**STATED PROBLEM**
Report all lines from the entries below in which "avatar" appears.

Stored data:
------------------------------

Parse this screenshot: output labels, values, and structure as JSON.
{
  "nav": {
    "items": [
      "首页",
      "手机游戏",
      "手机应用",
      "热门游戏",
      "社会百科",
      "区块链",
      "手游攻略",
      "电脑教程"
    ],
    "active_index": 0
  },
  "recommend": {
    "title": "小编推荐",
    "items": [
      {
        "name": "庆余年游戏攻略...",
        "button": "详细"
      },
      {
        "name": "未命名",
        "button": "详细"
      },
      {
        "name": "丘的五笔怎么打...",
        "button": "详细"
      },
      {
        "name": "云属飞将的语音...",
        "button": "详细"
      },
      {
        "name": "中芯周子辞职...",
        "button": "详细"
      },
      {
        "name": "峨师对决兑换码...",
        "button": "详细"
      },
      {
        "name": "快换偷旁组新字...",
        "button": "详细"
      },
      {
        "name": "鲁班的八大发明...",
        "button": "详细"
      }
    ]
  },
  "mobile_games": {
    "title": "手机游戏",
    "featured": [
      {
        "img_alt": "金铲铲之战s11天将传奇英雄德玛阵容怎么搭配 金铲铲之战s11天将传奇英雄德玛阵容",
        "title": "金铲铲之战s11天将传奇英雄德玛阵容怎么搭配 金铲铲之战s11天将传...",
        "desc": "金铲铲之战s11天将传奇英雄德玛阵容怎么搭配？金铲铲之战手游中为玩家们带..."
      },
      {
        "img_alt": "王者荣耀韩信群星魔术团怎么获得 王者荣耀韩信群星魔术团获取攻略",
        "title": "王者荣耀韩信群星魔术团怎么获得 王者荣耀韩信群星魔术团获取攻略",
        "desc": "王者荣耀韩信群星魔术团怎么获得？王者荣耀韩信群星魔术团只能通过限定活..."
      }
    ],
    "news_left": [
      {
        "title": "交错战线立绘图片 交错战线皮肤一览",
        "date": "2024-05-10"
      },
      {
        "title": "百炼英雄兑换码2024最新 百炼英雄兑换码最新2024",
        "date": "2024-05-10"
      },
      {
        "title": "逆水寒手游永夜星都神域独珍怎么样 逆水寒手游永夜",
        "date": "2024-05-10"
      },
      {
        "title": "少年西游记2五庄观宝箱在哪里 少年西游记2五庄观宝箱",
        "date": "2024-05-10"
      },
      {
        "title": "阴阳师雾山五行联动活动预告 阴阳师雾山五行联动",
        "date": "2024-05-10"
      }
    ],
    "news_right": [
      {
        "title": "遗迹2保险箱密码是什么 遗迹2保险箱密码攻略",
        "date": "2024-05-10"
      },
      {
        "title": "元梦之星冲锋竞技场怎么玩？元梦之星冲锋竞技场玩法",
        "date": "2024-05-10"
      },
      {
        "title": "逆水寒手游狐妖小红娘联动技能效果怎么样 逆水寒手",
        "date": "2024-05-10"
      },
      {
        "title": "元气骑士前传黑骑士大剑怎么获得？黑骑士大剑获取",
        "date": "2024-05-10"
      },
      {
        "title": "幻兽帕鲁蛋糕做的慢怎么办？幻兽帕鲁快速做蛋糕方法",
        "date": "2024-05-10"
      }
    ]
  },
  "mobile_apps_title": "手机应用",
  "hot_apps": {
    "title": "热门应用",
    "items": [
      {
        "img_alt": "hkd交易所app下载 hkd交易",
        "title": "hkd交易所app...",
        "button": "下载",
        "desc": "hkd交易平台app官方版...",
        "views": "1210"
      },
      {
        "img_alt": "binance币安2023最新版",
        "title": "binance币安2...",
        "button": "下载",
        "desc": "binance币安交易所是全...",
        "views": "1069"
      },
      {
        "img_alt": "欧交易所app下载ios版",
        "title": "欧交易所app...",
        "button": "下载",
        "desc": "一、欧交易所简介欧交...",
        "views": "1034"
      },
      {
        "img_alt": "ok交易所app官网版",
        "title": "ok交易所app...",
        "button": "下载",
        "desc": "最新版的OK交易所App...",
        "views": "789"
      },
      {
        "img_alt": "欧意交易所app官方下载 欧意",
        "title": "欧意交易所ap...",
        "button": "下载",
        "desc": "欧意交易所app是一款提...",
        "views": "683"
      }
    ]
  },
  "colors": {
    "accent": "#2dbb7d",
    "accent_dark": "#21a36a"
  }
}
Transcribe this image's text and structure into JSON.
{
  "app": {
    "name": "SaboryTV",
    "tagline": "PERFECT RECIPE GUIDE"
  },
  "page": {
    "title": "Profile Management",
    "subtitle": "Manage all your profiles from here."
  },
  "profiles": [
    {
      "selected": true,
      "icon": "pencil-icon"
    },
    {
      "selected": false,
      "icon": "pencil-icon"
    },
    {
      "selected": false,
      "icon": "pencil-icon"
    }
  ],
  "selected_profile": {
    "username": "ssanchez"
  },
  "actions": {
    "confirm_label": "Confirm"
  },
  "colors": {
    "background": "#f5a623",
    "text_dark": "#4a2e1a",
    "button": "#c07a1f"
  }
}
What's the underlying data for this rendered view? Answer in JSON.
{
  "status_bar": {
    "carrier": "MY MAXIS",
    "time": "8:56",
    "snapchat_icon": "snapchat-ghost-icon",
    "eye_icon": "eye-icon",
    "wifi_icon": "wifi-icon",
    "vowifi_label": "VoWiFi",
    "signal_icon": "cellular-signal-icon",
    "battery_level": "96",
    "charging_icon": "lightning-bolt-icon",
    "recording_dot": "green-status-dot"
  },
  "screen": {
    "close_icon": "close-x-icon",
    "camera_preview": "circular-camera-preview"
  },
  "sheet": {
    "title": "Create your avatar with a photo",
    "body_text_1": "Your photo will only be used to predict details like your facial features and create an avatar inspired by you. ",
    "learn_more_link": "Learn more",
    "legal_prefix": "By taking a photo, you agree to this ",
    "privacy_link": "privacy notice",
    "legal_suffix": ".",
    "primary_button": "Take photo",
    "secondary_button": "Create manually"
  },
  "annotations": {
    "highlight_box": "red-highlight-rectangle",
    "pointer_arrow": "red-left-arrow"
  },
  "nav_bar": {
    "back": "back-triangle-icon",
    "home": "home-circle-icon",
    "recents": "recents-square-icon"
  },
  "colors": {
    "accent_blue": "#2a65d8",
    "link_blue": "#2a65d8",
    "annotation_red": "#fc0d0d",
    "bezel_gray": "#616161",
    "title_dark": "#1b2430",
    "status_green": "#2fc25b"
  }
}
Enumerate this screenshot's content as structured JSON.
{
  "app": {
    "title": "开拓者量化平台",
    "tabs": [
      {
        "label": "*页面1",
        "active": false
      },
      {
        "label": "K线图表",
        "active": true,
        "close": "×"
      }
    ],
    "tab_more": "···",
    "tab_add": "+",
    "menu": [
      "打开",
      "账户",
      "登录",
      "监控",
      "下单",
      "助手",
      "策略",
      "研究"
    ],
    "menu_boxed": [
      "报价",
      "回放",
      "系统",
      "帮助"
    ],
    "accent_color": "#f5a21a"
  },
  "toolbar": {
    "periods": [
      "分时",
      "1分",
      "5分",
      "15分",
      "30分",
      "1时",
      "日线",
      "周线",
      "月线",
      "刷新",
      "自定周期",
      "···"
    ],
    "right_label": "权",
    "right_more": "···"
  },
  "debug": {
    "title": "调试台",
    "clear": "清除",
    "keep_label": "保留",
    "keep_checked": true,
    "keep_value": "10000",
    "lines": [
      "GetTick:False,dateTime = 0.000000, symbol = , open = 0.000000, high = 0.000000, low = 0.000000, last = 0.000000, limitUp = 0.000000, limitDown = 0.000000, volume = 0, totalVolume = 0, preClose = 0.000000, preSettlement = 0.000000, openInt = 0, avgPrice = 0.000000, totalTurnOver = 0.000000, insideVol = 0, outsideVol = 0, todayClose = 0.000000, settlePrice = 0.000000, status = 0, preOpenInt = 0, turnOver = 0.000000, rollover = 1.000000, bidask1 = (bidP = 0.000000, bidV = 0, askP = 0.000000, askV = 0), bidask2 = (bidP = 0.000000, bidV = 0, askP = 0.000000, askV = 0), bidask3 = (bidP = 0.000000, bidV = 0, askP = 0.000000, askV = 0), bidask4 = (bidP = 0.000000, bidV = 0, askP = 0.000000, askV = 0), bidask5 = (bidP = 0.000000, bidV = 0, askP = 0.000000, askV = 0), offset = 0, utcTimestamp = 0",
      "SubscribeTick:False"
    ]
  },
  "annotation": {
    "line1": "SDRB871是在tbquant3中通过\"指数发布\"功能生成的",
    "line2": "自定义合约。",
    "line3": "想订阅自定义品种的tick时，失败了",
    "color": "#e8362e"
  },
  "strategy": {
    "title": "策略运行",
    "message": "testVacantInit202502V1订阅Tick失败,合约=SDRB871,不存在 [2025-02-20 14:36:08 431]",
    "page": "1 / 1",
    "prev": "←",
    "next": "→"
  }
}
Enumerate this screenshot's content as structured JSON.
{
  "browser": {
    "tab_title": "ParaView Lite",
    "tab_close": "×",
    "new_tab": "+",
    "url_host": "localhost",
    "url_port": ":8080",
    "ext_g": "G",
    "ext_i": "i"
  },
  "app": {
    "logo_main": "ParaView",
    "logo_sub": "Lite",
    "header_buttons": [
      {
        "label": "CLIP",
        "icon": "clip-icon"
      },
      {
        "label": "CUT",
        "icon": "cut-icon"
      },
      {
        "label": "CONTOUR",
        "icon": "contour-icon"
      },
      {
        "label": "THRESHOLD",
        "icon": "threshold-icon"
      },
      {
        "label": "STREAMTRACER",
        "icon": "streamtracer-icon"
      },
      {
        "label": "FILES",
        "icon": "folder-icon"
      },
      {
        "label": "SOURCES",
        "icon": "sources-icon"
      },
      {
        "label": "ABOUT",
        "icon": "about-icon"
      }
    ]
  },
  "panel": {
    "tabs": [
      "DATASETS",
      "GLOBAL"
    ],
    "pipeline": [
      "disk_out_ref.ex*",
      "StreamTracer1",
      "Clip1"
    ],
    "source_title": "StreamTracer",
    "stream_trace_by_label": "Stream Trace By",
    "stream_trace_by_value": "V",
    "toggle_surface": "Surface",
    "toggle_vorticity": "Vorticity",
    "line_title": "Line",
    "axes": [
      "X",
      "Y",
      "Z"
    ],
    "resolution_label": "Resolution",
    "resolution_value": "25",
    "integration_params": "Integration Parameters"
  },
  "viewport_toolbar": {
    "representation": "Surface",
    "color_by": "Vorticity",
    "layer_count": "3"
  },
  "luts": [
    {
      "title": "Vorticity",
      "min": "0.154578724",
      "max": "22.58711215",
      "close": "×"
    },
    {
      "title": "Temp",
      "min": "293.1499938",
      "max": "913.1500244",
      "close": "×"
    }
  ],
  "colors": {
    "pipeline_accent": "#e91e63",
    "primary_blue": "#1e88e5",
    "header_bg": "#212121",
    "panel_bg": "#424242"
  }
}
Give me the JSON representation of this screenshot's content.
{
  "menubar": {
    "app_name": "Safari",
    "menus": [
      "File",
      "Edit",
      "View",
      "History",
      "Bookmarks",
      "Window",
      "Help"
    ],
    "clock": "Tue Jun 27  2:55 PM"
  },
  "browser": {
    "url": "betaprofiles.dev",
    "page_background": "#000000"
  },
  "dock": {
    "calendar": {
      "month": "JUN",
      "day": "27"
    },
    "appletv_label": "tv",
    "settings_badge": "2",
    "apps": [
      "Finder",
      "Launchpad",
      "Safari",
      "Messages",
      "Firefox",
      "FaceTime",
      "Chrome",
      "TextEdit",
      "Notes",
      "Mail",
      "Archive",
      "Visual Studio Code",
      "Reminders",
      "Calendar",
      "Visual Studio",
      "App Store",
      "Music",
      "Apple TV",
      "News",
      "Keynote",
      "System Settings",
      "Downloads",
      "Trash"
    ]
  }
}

------------------------------

**REPLY TO THE EXERCISE**
    "title": "Create your avatar with a photo",
    "body_text_1": "Your photo will only be used to predict details like your facial features and create an avatar inspired by you. ",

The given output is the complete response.